* **Input material**:
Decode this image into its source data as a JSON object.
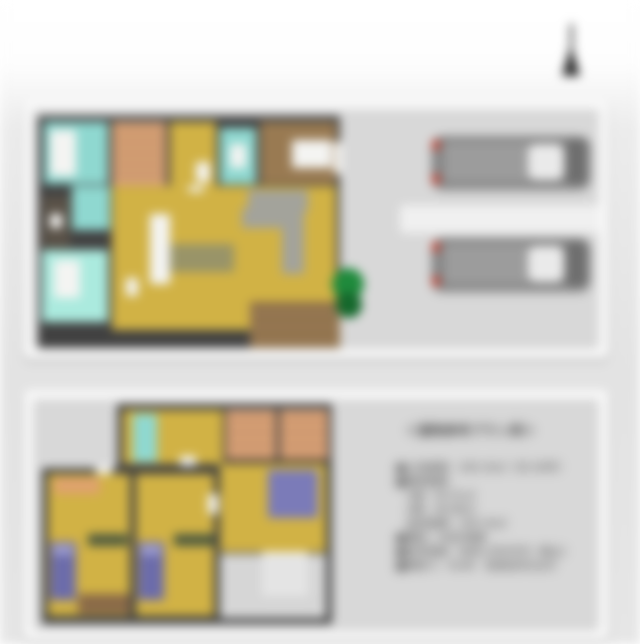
{
  "compass": {
    "icon": "north-arrow",
    "color": "#2b2b2b"
  },
  "plan_card": {
    "title": "＜建物参考プラン例＞",
    "specs": [
      "■土地面積：100.19㎡（30.30坪）",
      "■建物面積",
      "　1階：50.51㎡",
      "　2階：49.68㎡",
      "　延床面積：100.19㎡",
      "■構造：木造2階建",
      "■参考価格：本体1,650万円（税込）",
      "■間取り：4LDK　駐車並列2台可"
    ]
  },
  "floors": {
    "first": {
      "rooms": [
        "bathroom",
        "staircase",
        "hallway",
        "toilet",
        "entrance-hall",
        "corridor",
        "storage",
        "washroom",
        "ldk",
        "kitchen",
        "dining",
        "entrance-porch"
      ],
      "furniture": [
        "bathtub",
        "washing-machine",
        "kitchen-counter",
        "kitchen-island",
        "dining-rug",
        "sofa",
        "shoe-cabinet"
      ]
    },
    "second": {
      "rooms": [
        "hall",
        "bathroom",
        "closet",
        "closet",
        "bedroom-left",
        "bedroom-middle",
        "bedroom-right",
        "stairwell"
      ],
      "furniture": [
        "bed",
        "bed",
        "bed",
        "desk",
        "desk",
        "desk"
      ]
    }
  },
  "parking": {
    "spaces": 2,
    "vehicles": [
      "car",
      "car"
    ]
  },
  "palette": {
    "floor_yellow": "#d1b245",
    "bath_cyan": "#8fd8d0",
    "washroom_mint": "#abeade",
    "stairs_tan": "#dca87e",
    "entrance_brown": "#997a52",
    "porch_brown": "#8d6f4b",
    "sofa_gray": "#a3a39b",
    "rug_olive": "#999468",
    "bed_indigo": "#6c6caa",
    "bed_blue": "#7b7bb8",
    "car_gray": "#858585",
    "taillight_red": "#c04436",
    "tree_green": "#1f8a3c",
    "wall_dark": "#414141",
    "ground_gray": "#d8d8d8",
    "text_dark": "#3c3c3c"
  }
}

* **Task details**: Reproduce the listing above exactly, excluding all pictures.

* **Solution for this problem**:
Decode this image into its source data as a JSON object.
{
  "compass": {
    "icon": "north-arrow",
    "color": "#2b2b2b"
  },
  "plan_card": {
    "title": "＜建物参考プラン例＞",
    "specs": [
      "■土地面積：100.19㎡（30.30坪）",
      "■建物面積",
      "　1階：50.51㎡",
      "　2階：49.68㎡",
      "　延床面積：100.19㎡",
      "■構造：木造2階建",
      "■参考価格：本体1,650万円（税込）",
      "■間取り：4LDK　駐車並列2台可"
    ]
  },
  "floors": {
    "first": {
      "rooms": [
        "bathroom",
        "staircase",
        "hallway",
        "toilet",
        "entrance-hall",
        "corridor",
        "storage",
        "washroom",
        "ldk",
        "kitchen",
        "dining",
        "entrance-porch"
      ],
      "furniture": [
        "bathtub",
        "washing-machine",
        "kitchen-counter",
        "kitchen-island",
        "dining-rug",
        "sofa",
        "shoe-cabinet"
      ]
    },
    "second": {
      "rooms": [
        "hall",
        "bathroom",
        "closet",
        "closet",
        "bedroom-left",
        "bedroom-middle",
        "bedroom-right",
        "stairwell"
      ],
      "furniture": [
        "bed",
        "bed",
        "bed",
        "desk",
        "desk",
        "desk"
      ]
    }
  },
  "parking": {
    "spaces": 2,
    "vehicles": [
      "car",
      "car"
    ]
  },
  "palette": {
    "floor_yellow": "#d1b245",
    "bath_cyan": "#8fd8d0",
    "washroom_mint": "#abeade",
    "stairs_tan": "#dca87e",
    "entrance_brown": "#997a52",
    "porch_brown": "#8d6f4b",
    "sofa_gray": "#a3a39b",
    "rug_olive": "#999468",
    "bed_indigo": "#6c6caa",
    "bed_blue": "#7b7bb8",
    "car_gray": "#858585",
    "taillight_red": "#c04436",
    "tree_green": "#1f8a3c",
    "wall_dark": "#414141",
    "ground_gray": "#d8d8d8",
    "text_dark": "#3c3c3c"
  }
}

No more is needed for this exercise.